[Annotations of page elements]
════════
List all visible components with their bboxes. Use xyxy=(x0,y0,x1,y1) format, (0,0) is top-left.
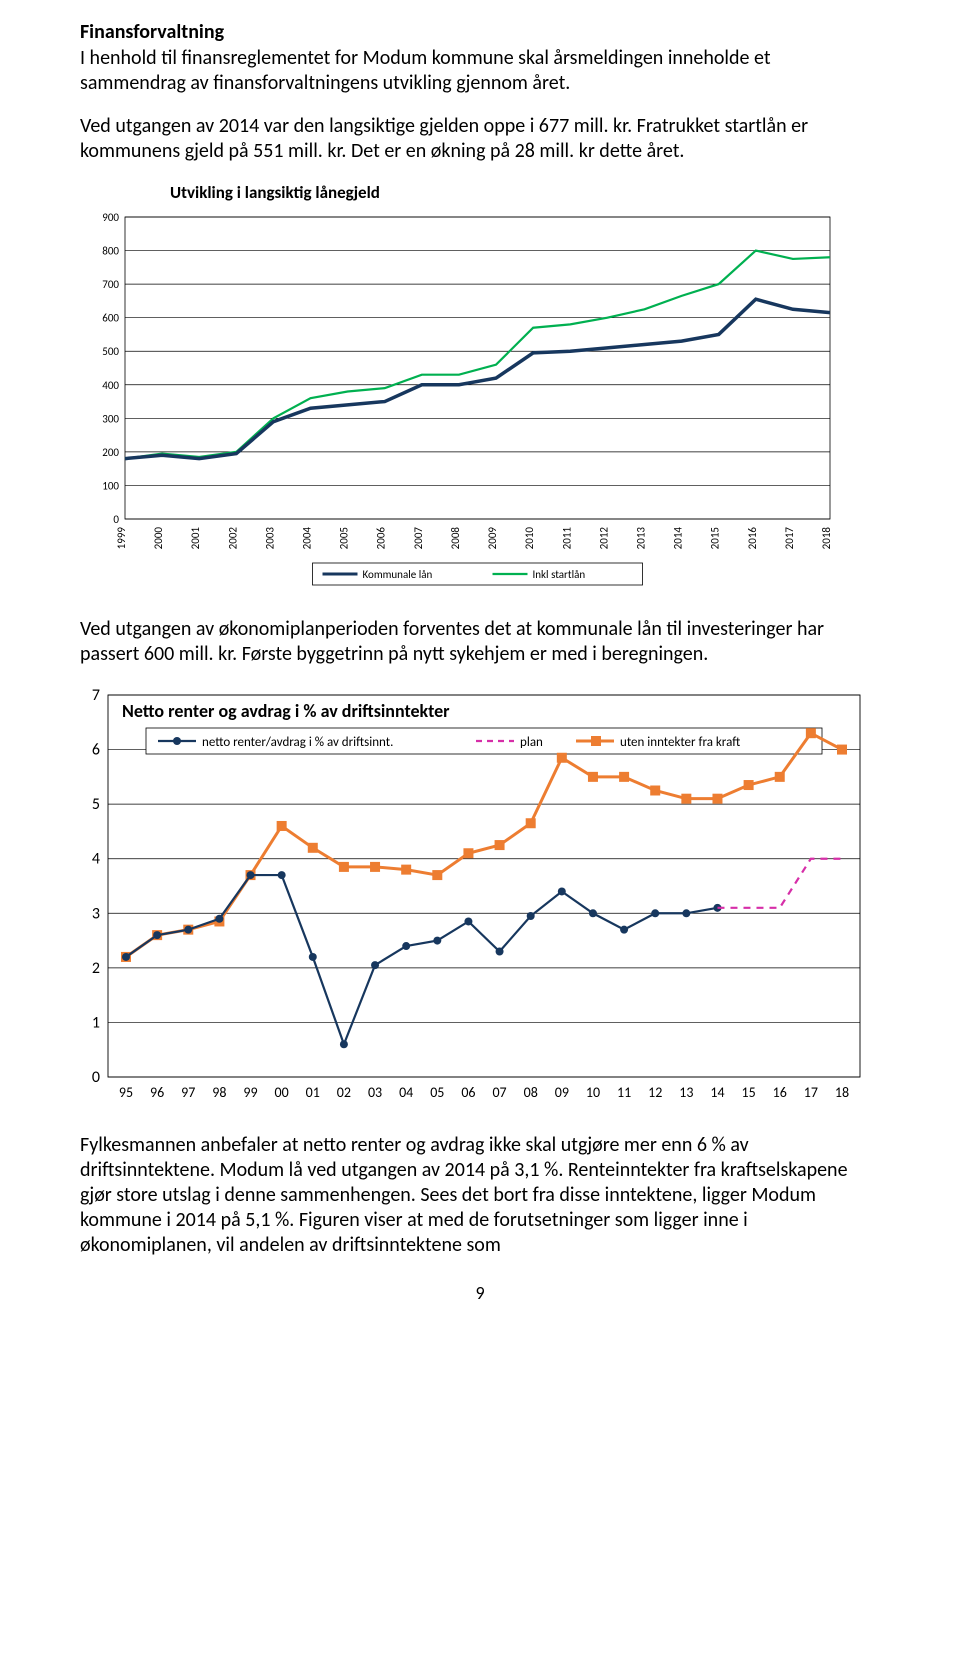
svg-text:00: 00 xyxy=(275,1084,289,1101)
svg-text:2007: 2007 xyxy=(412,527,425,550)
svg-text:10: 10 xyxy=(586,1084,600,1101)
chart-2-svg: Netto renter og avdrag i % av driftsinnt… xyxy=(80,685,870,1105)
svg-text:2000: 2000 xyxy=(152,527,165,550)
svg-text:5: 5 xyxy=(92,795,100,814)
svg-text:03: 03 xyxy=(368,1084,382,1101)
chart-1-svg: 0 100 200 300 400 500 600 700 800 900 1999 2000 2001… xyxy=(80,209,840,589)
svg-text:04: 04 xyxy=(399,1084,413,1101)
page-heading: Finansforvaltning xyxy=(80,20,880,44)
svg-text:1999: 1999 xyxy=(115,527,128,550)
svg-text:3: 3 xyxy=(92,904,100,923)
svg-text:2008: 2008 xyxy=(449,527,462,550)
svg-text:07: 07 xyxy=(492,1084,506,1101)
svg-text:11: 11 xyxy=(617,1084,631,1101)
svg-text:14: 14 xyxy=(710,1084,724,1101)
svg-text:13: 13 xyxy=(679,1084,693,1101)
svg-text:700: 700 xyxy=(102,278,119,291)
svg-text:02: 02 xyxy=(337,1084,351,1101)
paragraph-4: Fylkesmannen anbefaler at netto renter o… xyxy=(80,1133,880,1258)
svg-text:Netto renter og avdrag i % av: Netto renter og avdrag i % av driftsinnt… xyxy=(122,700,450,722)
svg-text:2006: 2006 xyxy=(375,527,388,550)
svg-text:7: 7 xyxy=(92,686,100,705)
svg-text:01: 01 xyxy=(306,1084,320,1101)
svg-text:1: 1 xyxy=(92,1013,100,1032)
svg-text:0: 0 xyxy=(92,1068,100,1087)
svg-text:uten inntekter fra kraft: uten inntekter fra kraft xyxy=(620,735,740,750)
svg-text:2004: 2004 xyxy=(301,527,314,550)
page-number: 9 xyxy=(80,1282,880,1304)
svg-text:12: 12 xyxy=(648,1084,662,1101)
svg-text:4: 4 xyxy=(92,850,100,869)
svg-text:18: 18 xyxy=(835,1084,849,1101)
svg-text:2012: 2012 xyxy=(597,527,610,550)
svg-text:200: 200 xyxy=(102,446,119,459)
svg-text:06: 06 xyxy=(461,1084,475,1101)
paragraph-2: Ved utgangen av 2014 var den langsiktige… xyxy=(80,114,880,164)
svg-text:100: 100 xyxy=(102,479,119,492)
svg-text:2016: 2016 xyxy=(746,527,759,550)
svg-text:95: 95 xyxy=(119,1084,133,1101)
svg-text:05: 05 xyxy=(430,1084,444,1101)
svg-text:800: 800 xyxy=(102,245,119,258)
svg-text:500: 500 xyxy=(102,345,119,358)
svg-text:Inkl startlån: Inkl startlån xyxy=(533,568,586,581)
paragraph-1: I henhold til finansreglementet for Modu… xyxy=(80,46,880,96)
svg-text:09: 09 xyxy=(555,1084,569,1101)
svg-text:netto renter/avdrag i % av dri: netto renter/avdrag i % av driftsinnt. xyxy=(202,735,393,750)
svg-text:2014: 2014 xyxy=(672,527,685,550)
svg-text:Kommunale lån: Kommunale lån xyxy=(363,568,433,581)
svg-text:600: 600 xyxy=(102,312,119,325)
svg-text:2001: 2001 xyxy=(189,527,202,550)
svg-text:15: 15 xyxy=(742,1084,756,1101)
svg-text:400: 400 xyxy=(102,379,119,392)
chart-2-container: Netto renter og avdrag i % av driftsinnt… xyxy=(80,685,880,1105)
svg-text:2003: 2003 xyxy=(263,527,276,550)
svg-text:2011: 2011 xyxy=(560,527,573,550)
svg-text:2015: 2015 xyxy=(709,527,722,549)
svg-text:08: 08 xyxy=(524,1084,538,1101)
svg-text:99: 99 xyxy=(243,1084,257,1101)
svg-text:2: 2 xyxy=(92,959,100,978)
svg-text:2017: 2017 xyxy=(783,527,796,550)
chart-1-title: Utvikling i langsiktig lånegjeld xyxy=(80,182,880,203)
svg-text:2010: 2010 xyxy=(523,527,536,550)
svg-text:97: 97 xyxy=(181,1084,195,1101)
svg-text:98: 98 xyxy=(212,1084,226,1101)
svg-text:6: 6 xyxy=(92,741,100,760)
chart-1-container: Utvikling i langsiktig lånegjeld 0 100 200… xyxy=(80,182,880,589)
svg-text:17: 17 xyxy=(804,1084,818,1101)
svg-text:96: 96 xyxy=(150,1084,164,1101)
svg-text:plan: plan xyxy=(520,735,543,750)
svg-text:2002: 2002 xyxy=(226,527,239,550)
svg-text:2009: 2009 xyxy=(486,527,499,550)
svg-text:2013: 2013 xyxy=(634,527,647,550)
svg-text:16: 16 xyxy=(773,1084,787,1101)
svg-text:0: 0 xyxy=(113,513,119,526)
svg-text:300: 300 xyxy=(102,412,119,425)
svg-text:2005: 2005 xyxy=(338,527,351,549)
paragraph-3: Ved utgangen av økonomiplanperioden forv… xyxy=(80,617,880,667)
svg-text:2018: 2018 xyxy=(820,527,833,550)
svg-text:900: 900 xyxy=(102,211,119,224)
════════
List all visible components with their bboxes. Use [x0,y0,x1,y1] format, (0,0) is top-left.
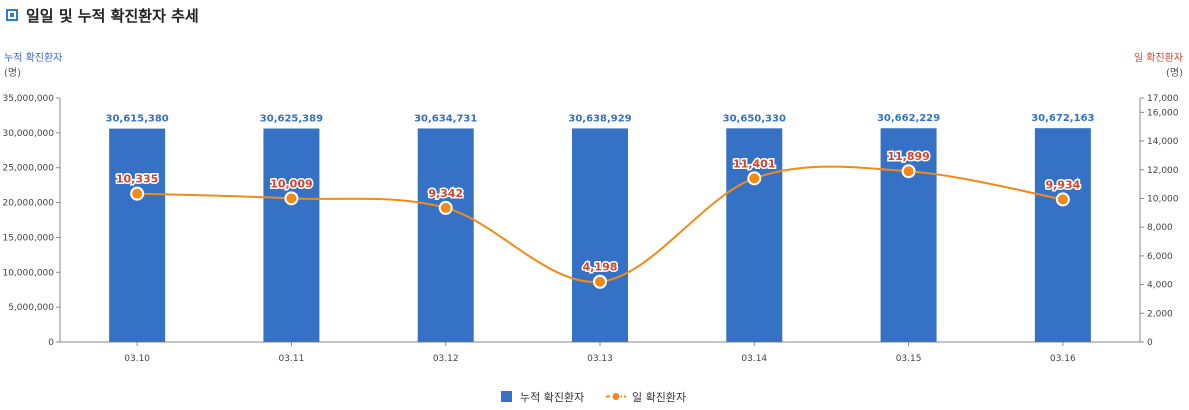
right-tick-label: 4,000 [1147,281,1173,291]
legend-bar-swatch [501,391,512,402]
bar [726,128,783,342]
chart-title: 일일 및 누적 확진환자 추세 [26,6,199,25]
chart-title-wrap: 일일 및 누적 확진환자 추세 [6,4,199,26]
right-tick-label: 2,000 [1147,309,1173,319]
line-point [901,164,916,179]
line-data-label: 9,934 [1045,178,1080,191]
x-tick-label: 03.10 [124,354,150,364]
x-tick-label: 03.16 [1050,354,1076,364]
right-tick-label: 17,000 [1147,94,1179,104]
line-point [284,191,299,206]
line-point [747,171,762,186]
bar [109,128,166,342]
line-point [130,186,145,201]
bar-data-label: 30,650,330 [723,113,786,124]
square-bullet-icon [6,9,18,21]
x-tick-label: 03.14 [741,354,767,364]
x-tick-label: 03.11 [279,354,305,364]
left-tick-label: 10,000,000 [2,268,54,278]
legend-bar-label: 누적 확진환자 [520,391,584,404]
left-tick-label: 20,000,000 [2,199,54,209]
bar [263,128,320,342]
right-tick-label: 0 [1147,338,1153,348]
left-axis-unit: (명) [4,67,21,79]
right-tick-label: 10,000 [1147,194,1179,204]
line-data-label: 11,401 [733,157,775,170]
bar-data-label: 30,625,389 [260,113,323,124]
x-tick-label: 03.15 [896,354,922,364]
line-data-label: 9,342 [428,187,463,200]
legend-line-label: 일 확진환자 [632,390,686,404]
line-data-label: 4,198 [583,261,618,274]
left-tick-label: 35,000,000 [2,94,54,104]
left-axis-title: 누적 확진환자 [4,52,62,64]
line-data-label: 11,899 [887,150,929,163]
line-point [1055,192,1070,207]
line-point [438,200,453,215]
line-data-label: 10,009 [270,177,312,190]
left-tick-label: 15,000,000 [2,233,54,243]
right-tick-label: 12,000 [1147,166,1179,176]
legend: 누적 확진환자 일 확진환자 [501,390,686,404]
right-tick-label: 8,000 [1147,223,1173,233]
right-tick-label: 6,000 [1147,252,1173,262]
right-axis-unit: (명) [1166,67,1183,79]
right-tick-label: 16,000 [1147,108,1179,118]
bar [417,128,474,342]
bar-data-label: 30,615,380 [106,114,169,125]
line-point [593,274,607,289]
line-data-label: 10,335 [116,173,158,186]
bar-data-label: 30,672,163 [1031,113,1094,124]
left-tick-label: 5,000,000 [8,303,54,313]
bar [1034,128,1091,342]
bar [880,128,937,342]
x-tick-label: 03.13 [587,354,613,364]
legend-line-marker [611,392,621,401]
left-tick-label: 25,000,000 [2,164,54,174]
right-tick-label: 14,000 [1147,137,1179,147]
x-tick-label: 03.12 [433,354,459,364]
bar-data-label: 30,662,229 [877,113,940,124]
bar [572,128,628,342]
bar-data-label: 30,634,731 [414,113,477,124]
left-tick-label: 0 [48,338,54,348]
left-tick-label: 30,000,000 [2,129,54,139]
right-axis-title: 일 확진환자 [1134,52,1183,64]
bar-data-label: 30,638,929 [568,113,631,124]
════════
* _Exercise_
Please copy the lines of the material verbatim, starting with the line containing "svg-text:00: 00 xyxy=(275,1084,289,1101)" and continuing through the line containing "svg-text:uten inntekter fra", both included.

* _The response_
svg-text:00: 00 xyxy=(275,1084,289,1101)
svg-text:2007: 2007 xyxy=(412,527,425,550)
svg-text:10: 10 xyxy=(586,1084,600,1101)
chart-2-svg: Netto renter og avdrag i % av driftsinnt… xyxy=(80,685,870,1105)
svg-text:2000: 2000 xyxy=(152,527,165,550)
svg-text:5: 5 xyxy=(92,795,100,814)
svg-text:03: 03 xyxy=(368,1084,382,1101)
chart-1-svg: 0 100 200 300 400 500 600 700 800 900 1999 2000 2001… xyxy=(80,209,840,589)
svg-text:04: 04 xyxy=(399,1084,413,1101)
page-heading: Finansforvaltning xyxy=(80,20,880,44)
svg-text:1999: 1999 xyxy=(115,527,128,550)
svg-text:3: 3 xyxy=(92,904,100,923)
svg-text:2008: 2008 xyxy=(449,527,462,550)
svg-text:07: 07 xyxy=(492,1084,506,1101)
svg-text:11: 11 xyxy=(617,1084,631,1101)
svg-text:14: 14 xyxy=(710,1084,724,1101)
svg-text:13: 13 xyxy=(679,1084,693,1101)
svg-text:700: 700 xyxy=(102,278,119,291)
svg-text:02: 02 xyxy=(337,1084,351,1101)
paragraph-4: Fylkesmannen anbefaler at netto renter o… xyxy=(80,1133,880,1258)
svg-text:Netto renter og avdrag i % av: Netto renter og avdrag i % av driftsinnt… xyxy=(122,700,450,722)
svg-text:2006: 2006 xyxy=(375,527,388,550)
svg-text:7: 7 xyxy=(92,686,100,705)
svg-text:01: 01 xyxy=(306,1084,320,1101)
svg-text:1: 1 xyxy=(92,1013,100,1032)
svg-text:0: 0 xyxy=(92,1068,100,1087)
svg-text:uten inntekter fra kraft: uten inntekter fra kraft xyxy=(620,735,740,750)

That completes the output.